[Figure contents as structured data]

+++

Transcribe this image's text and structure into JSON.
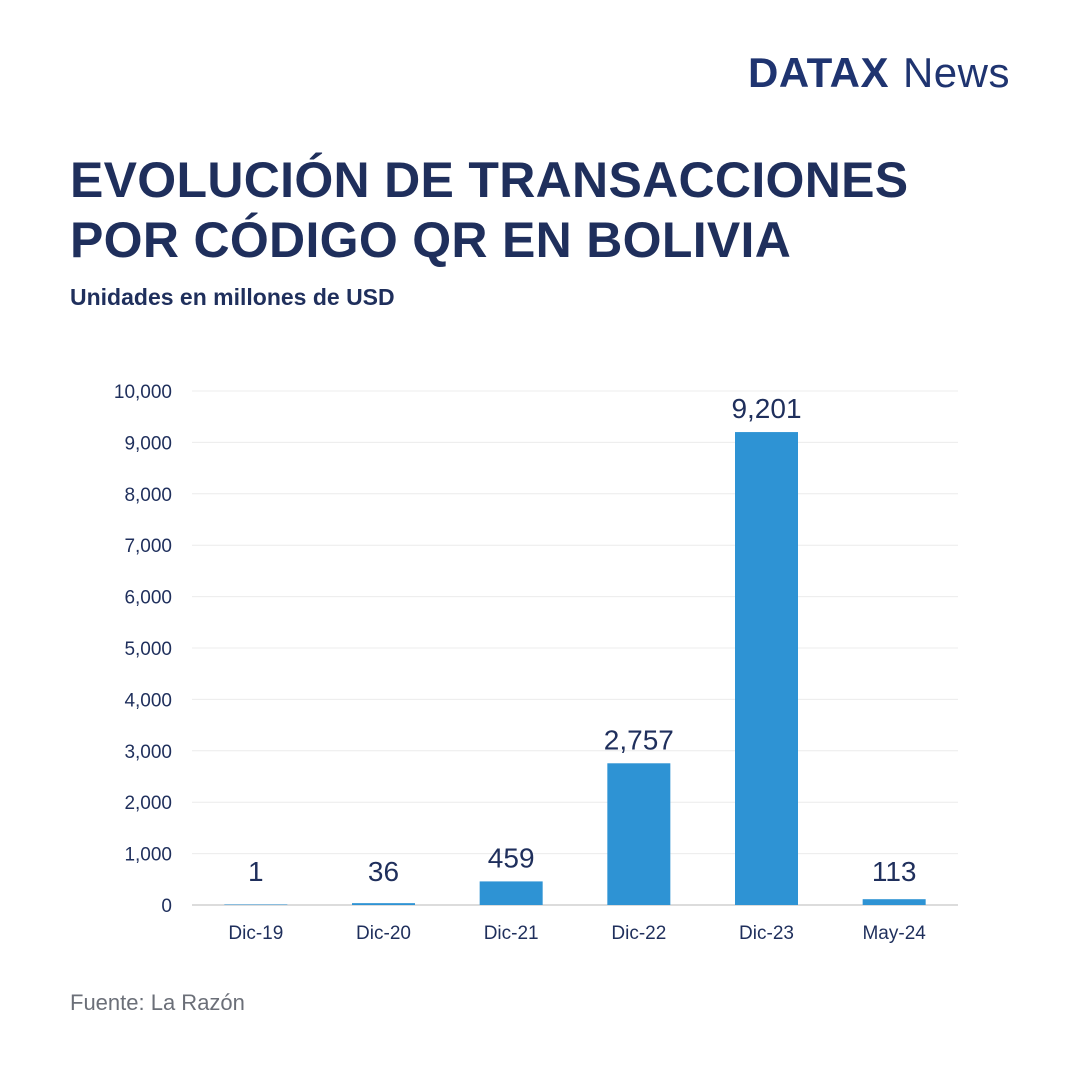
{
  "brand": {
    "main": "DATAX",
    "sub": "News"
  },
  "title": "EVOLUCIÓN DE TRANSACCIONES POR CÓDIGO QR EN BOLIVIA",
  "subtitle": "Unidades en millones de USD",
  "source": "Fuente: La Razón",
  "colors": {
    "bar": "#2e93d4",
    "text": "#1f2f5c",
    "grid": "#ececec",
    "axis": "#d0d0d0"
  },
  "chart_data": {
    "type": "bar",
    "categories": [
      "Dic-19",
      "Dic-20",
      "Dic-21",
      "Dic-22",
      "Dic-23",
      "May-24"
    ],
    "values": [
      1,
      36,
      459,
      2757,
      9201,
      113
    ],
    "value_labels": [
      "1",
      "36",
      "459",
      "2,757",
      "9,201",
      "113"
    ],
    "yticks": [
      "0",
      "1,000",
      "2,000",
      "3,000",
      "4,000",
      "5,000",
      "6,000",
      "7,000",
      "8,000",
      "9,000",
      "10,000"
    ],
    "ylim": [
      0,
      10000
    ],
    "grid": true,
    "legend": false
  }
}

+++

### Written task
Reproduce the records, all of them, word for word; omit the pictures.

### Finished exercise
Transcribe this image's text and structure into JSON.
{
  "brand": {
    "main": "DATAX",
    "sub": "News"
  },
  "title": "EVOLUCIÓN DE TRANSACCIONES POR CÓDIGO QR EN BOLIVIA",
  "subtitle": "Unidades en millones de USD",
  "source": "Fuente: La Razón",
  "colors": {
    "bar": "#2e93d4",
    "text": "#1f2f5c",
    "grid": "#ececec",
    "axis": "#d0d0d0"
  },
  "chart_data": {
    "type": "bar",
    "categories": [
      "Dic-19",
      "Dic-20",
      "Dic-21",
      "Dic-22",
      "Dic-23",
      "May-24"
    ],
    "values": [
      1,
      36,
      459,
      2757,
      9201,
      113
    ],
    "value_labels": [
      "1",
      "36",
      "459",
      "2,757",
      "9,201",
      "113"
    ],
    "yticks": [
      "0",
      "1,000",
      "2,000",
      "3,000",
      "4,000",
      "5,000",
      "6,000",
      "7,000",
      "8,000",
      "9,000",
      "10,000"
    ],
    "ylim": [
      0,
      10000
    ],
    "grid": true,
    "legend": false
  }
}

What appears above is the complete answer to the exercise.